REQUIRED WORK → Write out every entry precisely as given, leaving the pictures out.

MATERIAL SUPPLIED →

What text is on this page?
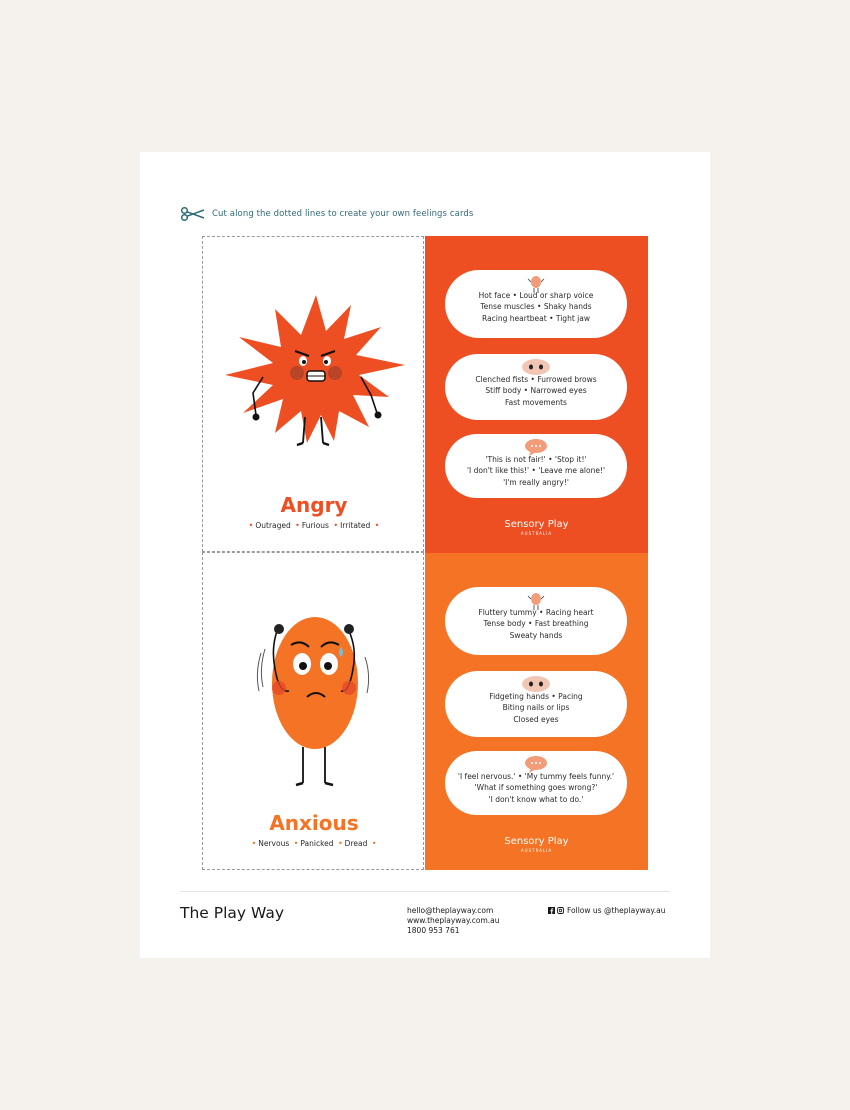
Cut along the dotted lines to create your own feelings cards
Angry
• Outraged • Furious • Irritated •
Hot face • Loud or sharp voice
Tense muscles • Shaky hands
Racing heartbeat • Tight jaw
Clenched fists • Furrowed brows
Stiff body • Narrowed eyes
Fast movements
'This is not fair!' • 'Stop it!'
'I don't like this!' • 'Leave me alone!'
'I'm really angry!'
Sensory Play
AUSTRALIA
Anxious
• Nervous • Panicked • Dread •
Fluttery tummy • Racing heart
Tense body • Fast breathing
Sweaty hands
Fidgeting hands • Pacing
Biting nails or lips
Closed eyes
'I feel nervous.' • 'My tummy feels funny.'
'What if something goes wrong?'
'I don't know what to do.'
Sensory Play
AUSTRALIA
The Play Way	hello@theplayway.com
www.theplayway.com.au
1800 953 761
Follow us @theplayway.au
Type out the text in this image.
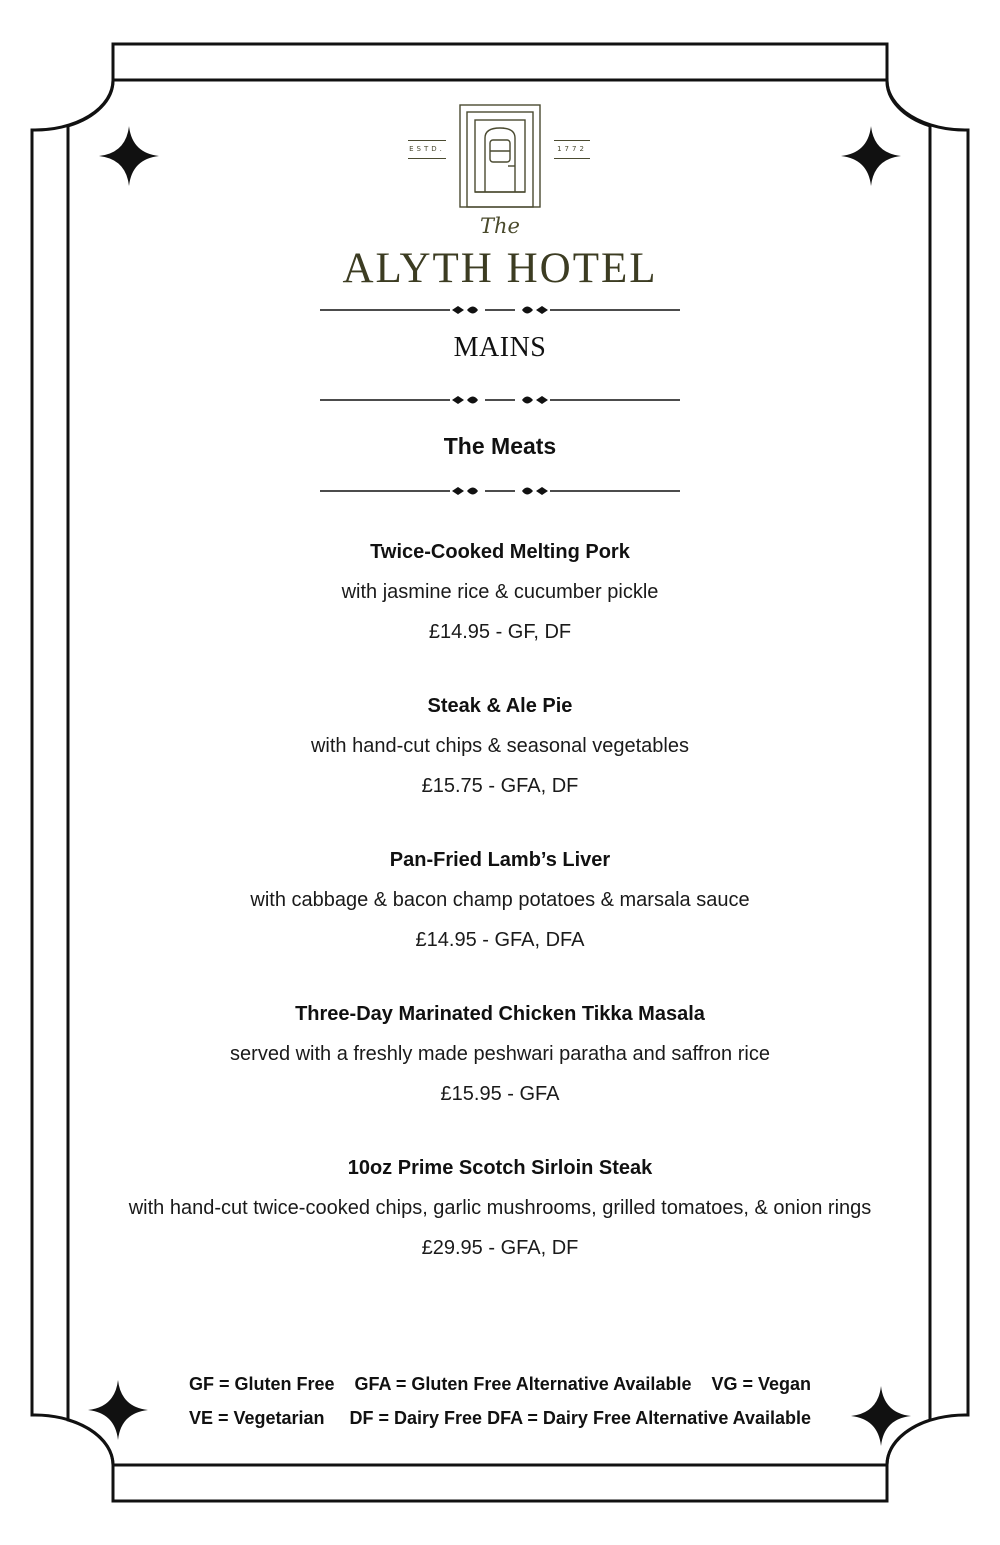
ESTD.	1772
The
ALYTH HOTEL
MAINS
The Meats
Twice-Cooked Melting Pork
with jasmine rice & cucumber pickle
£14.95 - GF, DF
Steak & Ale Pie
with hand-cut chips & seasonal vegetables
£15.75 - GFA, DF
Pan-Fried Lamb’s Liver
with cabbage & bacon champ potatoes & marsala sauce
£14.95 - GFA, DFA
Three-Day Marinated Chicken Tikka Masala
served with a freshly made peshwari paratha and saffron rice
£15.95 - GFA
10oz Prime Scotch Sirloin Steak
with hand-cut twice-cooked chips, garlic mushrooms, grilled tomatoes, & onion rings
£29.95 - GFA, DF
GF = Gluten Free    GFA = Gluten Free Alternative Available    VG = Vegan
VE = Vegetarian     DF = Dairy Free DFA = Dairy Free Alternative Available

EXERCISE RESULT →
What text is on this page?
Cut along the dotted lines to create your own feelings cards
Angry
• Outraged • Furious • Irritated •
Hot face • Loud or sharp voice
Tense muscles • Shaky hands
Racing heartbeat • Tight jaw
Clenched fists • Furrowed brows
Stiff body • Narrowed eyes
Fast movements
'This is not fair!' • 'Stop it!'
'I don't like this!' • 'Leave me alone!'
'I'm really angry!'
Sensory Play
AUSTRALIA
Anxious
• Nervous • Panicked • Dread •
Fluttery tummy • Racing heart
Tense body • Fast breathing
Sweaty hands
Fidgeting hands • Pacing
Biting nails or lips
Closed eyes
'I feel nervous.' • 'My tummy feels funny.'
'What if something goes wrong?'
'I don't know what to do.'
Sensory Play
AUSTRALIA
The Play Way	hello@theplayway.com
www.theplayway.com.au
1800 953 761
Follow us @theplayway.au
Type out the text in this image.
ESTD.	1772
The
ALYTH HOTEL
MAINS
The Meats
Twice-Cooked Melting Pork
with jasmine rice & cucumber pickle
£14.95 - GF, DF
Steak & Ale Pie
with hand-cut chips & seasonal vegetables
£15.75 - GFA, DF
Pan-Fried Lamb’s Liver
with cabbage & bacon champ potatoes & marsala sauce
£14.95 - GFA, DFA
Three-Day Marinated Chicken Tikka Masala
served with a freshly made peshwari paratha and saffron rice
£15.95 - GFA
10oz Prime Scotch Sirloin Steak
with hand-cut twice-cooked chips, garlic mushrooms, grilled tomatoes, & onion rings
£29.95 - GFA, DF
GF = Gluten Free    GFA = Gluten Free Alternative Available    VG = Vegan
VE = Vegetarian     DF = Dairy Free DFA = Dairy Free Alternative Available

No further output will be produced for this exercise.